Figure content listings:
════

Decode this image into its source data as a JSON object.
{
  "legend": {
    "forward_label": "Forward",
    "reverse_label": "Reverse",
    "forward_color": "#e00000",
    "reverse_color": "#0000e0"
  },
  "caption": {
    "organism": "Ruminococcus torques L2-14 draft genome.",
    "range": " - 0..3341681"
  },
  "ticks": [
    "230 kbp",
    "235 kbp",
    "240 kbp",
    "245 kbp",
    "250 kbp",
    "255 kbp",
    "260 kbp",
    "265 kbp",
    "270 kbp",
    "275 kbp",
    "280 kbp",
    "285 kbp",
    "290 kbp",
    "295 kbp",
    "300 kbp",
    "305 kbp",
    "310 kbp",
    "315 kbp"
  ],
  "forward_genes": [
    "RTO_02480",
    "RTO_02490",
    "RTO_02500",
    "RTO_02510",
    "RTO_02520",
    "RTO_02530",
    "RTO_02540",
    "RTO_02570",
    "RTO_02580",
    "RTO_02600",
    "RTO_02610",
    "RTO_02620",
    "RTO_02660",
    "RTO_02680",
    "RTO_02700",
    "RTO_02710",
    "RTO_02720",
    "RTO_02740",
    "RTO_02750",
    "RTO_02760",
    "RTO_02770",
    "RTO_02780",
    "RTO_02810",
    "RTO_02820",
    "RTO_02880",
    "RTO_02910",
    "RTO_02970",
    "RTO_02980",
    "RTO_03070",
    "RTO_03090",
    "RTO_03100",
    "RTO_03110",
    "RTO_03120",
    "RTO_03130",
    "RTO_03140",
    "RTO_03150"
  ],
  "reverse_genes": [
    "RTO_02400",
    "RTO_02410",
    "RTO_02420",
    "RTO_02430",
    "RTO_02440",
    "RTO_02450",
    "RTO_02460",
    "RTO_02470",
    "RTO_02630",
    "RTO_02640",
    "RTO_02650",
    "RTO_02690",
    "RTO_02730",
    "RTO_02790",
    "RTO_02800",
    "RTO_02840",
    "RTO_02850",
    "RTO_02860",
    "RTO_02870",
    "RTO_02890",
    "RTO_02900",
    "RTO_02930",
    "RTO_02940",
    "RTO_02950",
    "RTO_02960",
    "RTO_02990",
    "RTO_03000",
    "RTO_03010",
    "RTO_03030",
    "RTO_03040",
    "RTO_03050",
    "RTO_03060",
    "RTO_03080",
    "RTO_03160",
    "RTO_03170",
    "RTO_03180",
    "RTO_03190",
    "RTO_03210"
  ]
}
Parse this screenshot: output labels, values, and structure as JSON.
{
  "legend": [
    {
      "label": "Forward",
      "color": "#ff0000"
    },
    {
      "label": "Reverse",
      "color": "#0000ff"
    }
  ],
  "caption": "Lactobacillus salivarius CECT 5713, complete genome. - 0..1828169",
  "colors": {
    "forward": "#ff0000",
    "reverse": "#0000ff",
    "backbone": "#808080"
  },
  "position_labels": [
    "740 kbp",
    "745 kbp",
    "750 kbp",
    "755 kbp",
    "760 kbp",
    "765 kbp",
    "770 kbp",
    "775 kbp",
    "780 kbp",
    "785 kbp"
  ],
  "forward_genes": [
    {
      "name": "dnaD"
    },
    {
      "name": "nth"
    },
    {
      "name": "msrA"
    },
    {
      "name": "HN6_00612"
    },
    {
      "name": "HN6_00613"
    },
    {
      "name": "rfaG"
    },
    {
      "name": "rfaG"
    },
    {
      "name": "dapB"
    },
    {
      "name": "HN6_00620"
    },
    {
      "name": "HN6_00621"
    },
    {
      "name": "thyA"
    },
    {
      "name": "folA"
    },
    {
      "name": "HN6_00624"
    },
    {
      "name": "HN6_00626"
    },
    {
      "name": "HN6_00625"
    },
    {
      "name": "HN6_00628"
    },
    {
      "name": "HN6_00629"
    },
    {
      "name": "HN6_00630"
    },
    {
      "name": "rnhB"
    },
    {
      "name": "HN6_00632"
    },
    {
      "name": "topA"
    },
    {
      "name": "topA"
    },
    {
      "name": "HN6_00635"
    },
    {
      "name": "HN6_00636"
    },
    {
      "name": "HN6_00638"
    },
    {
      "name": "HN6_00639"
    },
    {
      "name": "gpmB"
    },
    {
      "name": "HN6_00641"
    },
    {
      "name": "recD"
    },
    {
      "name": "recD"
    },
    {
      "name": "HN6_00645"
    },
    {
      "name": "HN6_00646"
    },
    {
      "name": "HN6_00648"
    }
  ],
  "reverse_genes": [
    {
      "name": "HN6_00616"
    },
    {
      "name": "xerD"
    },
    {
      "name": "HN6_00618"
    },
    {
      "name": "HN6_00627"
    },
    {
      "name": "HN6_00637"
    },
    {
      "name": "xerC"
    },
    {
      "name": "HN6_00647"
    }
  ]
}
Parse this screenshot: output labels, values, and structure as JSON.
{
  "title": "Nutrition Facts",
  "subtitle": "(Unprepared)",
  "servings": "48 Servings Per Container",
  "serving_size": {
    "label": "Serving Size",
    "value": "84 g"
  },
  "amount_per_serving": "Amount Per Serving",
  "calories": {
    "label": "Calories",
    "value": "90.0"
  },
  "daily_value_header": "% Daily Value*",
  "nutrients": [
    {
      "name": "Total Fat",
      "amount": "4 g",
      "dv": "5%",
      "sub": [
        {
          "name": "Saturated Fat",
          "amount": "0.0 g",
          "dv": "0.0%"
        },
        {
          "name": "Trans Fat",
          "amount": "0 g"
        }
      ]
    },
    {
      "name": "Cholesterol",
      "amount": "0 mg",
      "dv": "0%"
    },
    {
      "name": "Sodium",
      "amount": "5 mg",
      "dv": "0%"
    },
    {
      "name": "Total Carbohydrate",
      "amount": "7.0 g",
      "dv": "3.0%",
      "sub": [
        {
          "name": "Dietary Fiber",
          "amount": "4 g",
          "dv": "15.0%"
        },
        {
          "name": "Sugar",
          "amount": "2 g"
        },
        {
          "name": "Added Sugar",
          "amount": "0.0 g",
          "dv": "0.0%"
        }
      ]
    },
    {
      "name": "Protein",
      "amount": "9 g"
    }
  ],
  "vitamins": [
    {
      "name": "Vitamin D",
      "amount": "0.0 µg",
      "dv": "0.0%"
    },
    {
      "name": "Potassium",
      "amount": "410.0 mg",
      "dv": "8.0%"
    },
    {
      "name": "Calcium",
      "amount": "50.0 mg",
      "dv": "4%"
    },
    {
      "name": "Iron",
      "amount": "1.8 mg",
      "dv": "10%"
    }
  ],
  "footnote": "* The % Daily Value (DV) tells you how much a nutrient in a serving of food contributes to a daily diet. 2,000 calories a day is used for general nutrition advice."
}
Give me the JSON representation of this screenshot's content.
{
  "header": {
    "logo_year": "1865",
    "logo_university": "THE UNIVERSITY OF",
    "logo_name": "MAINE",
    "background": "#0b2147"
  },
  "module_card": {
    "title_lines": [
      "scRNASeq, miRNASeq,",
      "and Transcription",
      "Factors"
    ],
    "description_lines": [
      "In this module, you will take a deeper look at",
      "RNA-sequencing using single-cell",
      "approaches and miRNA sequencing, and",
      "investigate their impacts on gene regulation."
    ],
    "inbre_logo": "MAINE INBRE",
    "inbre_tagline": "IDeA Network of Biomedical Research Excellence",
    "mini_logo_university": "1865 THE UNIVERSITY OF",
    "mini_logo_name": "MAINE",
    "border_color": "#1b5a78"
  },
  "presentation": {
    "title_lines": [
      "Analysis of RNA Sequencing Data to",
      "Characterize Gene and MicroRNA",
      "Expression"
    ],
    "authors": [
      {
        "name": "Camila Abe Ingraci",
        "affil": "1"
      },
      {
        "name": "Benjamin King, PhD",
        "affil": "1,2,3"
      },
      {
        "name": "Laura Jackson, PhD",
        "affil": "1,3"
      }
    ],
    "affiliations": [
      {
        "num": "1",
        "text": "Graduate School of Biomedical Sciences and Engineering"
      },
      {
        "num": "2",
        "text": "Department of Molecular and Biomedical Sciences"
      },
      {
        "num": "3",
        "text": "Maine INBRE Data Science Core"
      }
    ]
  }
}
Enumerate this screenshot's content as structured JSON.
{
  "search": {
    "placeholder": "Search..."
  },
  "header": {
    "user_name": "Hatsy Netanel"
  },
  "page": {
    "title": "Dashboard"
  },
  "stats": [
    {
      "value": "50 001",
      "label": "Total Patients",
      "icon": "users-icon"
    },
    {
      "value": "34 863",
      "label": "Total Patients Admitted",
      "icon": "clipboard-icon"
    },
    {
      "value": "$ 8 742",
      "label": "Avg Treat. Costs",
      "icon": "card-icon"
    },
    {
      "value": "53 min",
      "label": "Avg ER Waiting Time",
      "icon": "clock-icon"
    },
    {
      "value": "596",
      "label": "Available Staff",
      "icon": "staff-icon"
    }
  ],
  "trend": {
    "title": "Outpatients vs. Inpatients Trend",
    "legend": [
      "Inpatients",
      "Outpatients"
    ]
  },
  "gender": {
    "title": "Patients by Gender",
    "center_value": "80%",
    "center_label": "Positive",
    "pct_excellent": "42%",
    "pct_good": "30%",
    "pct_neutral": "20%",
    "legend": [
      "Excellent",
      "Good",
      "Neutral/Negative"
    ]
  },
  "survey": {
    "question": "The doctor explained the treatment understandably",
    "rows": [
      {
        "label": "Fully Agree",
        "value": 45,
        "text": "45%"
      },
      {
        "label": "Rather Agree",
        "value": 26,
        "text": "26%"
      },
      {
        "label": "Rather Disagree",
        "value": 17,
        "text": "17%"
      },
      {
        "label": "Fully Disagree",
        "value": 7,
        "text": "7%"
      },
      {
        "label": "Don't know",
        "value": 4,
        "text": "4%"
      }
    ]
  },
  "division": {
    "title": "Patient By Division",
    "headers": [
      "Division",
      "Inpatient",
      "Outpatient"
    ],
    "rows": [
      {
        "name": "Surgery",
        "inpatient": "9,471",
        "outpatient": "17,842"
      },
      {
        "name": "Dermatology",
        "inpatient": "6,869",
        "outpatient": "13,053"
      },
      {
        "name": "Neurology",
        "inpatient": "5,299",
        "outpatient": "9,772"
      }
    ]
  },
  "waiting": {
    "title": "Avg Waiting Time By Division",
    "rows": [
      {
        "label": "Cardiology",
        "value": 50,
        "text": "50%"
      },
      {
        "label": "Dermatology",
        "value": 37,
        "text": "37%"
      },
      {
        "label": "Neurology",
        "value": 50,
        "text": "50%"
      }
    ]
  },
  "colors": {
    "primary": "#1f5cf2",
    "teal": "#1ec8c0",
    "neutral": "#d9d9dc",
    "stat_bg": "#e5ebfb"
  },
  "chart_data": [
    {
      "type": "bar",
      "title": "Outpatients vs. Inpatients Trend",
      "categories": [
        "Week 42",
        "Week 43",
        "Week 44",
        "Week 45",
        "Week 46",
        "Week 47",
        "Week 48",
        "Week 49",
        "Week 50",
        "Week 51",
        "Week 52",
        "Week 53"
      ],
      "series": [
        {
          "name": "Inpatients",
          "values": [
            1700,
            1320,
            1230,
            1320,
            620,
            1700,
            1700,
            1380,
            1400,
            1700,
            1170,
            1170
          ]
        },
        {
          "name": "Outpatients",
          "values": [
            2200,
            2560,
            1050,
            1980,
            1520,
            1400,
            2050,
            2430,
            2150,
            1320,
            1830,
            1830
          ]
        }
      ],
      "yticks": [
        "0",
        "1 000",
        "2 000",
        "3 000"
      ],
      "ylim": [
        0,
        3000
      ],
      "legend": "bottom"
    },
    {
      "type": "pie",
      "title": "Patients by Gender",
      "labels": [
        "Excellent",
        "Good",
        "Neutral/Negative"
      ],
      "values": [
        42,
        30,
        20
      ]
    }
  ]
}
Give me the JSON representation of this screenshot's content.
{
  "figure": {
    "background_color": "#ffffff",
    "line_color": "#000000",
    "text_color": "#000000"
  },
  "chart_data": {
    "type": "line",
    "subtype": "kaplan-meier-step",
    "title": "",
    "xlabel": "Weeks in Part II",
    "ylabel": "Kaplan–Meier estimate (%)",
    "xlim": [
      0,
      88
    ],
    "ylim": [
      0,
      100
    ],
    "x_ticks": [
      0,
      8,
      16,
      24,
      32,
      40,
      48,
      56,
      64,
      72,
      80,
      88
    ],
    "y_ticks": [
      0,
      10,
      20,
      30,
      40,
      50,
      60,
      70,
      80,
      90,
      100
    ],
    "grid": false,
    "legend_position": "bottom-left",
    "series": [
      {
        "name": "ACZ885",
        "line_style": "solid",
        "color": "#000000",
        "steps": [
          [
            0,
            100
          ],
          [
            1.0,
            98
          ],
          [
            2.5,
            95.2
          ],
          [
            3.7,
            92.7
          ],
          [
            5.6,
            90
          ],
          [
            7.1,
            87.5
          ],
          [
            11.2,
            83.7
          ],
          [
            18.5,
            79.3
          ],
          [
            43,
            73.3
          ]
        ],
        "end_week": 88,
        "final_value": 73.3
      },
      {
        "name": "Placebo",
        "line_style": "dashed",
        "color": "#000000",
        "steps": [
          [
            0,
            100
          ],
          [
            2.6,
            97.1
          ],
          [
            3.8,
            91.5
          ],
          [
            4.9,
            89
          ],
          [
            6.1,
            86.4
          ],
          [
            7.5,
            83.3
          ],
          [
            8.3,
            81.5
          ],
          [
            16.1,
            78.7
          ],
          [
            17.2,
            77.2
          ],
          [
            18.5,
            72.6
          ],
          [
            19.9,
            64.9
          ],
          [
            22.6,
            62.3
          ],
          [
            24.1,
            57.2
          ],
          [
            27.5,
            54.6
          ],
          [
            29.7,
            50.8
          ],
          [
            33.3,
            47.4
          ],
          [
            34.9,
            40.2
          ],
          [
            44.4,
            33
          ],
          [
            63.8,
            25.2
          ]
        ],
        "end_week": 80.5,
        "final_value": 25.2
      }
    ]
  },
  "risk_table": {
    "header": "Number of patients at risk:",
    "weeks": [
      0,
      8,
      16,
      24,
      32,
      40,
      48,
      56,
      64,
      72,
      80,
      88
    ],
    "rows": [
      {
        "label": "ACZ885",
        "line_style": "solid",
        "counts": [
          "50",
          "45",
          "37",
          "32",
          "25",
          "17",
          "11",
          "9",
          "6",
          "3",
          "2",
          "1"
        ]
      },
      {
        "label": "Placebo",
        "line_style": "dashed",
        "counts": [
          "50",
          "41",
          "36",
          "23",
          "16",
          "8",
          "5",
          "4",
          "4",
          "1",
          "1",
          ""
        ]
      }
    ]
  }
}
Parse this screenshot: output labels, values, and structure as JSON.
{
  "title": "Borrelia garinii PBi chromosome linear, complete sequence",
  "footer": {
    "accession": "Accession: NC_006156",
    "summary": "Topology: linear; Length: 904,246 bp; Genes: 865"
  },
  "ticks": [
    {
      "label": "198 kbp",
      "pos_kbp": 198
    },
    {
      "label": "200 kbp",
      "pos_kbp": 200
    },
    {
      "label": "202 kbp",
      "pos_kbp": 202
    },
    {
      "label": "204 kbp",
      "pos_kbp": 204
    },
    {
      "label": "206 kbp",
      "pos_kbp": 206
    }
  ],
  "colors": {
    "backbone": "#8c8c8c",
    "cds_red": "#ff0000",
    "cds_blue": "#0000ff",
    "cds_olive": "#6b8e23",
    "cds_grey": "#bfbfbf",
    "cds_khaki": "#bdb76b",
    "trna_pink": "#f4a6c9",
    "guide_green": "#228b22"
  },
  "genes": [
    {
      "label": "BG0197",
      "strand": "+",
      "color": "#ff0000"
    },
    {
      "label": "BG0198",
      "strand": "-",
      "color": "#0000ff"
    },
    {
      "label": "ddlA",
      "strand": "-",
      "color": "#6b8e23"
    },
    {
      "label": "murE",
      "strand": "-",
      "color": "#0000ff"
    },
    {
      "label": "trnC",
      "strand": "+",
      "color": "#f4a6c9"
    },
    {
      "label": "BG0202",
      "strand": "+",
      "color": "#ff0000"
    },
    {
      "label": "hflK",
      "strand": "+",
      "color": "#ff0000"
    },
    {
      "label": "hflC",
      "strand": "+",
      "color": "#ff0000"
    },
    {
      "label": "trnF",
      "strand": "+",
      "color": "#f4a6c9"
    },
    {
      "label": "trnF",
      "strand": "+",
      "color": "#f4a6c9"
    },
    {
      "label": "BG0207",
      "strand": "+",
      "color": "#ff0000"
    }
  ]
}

════

◆ **Assigned task**
Every line containing the string "caption" is required; copy each such line from the data.

◆ **Answer**
  "caption": {
  "caption": "Lactobacillus salivarius CECT 5713, complete genome. - 0..1828169",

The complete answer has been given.